◆ Records to use
----------------

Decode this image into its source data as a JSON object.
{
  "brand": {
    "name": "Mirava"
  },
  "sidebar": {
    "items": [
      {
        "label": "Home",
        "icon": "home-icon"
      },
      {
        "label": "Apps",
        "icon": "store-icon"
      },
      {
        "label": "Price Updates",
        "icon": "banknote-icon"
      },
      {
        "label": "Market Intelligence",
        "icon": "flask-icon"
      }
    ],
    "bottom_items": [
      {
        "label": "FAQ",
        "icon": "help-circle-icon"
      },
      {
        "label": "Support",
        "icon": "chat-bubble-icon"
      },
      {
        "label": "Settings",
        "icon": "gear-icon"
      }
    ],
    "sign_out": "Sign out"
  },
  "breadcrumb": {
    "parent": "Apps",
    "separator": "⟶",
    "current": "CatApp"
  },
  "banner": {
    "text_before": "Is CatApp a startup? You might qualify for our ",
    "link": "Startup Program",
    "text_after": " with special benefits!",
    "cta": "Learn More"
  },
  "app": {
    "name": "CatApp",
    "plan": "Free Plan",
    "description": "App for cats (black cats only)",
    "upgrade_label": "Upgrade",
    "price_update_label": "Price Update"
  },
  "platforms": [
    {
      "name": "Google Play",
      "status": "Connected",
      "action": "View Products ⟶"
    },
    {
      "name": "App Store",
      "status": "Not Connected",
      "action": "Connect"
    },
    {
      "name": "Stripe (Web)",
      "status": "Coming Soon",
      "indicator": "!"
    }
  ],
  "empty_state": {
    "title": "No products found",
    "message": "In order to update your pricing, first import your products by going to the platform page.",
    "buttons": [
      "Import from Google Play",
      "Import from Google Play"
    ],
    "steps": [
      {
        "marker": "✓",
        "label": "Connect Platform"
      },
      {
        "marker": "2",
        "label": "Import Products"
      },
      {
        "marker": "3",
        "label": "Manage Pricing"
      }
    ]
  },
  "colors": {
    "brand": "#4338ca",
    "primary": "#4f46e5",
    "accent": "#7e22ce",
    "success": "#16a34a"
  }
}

----------------

◆ Exercise task
Extract, word for word, each line of the listing above.

◆ Answer to this problem
Decode this image into its source data as a JSON object.
{
  "brand": {
    "name": "Mirava"
  },
  "sidebar": {
    "items": [
      {
        "label": "Home",
        "icon": "home-icon"
      },
      {
        "label": "Apps",
        "icon": "store-icon"
      },
      {
        "label": "Price Updates",
        "icon": "banknote-icon"
      },
      {
        "label": "Market Intelligence",
        "icon": "flask-icon"
      }
    ],
    "bottom_items": [
      {
        "label": "FAQ",
        "icon": "help-circle-icon"
      },
      {
        "label": "Support",
        "icon": "chat-bubble-icon"
      },
      {
        "label": "Settings",
        "icon": "gear-icon"
      }
    ],
    "sign_out": "Sign out"
  },
  "breadcrumb": {
    "parent": "Apps",
    "separator": "⟶",
    "current": "CatApp"
  },
  "banner": {
    "text_before": "Is CatApp a startup? You might qualify for our ",
    "link": "Startup Program",
    "text_after": " with special benefits!",
    "cta": "Learn More"
  },
  "app": {
    "name": "CatApp",
    "plan": "Free Plan",
    "description": "App for cats (black cats only)",
    "upgrade_label": "Upgrade",
    "price_update_label": "Price Update"
  },
  "platforms": [
    {
      "name": "Google Play",
      "status": "Connected",
      "action": "View Products ⟶"
    },
    {
      "name": "App Store",
      "status": "Not Connected",
      "action": "Connect"
    },
    {
      "name": "Stripe (Web)",
      "status": "Coming Soon",
      "indicator": "!"
    }
  ],
  "empty_state": {
    "title": "No products found",
    "message": "In order to update your pricing, first import your products by going to the platform page.",
    "buttons": [
      "Import from Google Play",
      "Import from Google Play"
    ],
    "steps": [
      {
        "marker": "✓",
        "label": "Connect Platform"
      },
      {
        "marker": "2",
        "label": "Import Products"
      },
      {
        "marker": "3",
        "label": "Manage Pricing"
      }
    ]
  },
  "colors": {
    "brand": "#4338ca",
    "primary": "#4f46e5",
    "accent": "#7e22ce",
    "success": "#16a34a"
  }
}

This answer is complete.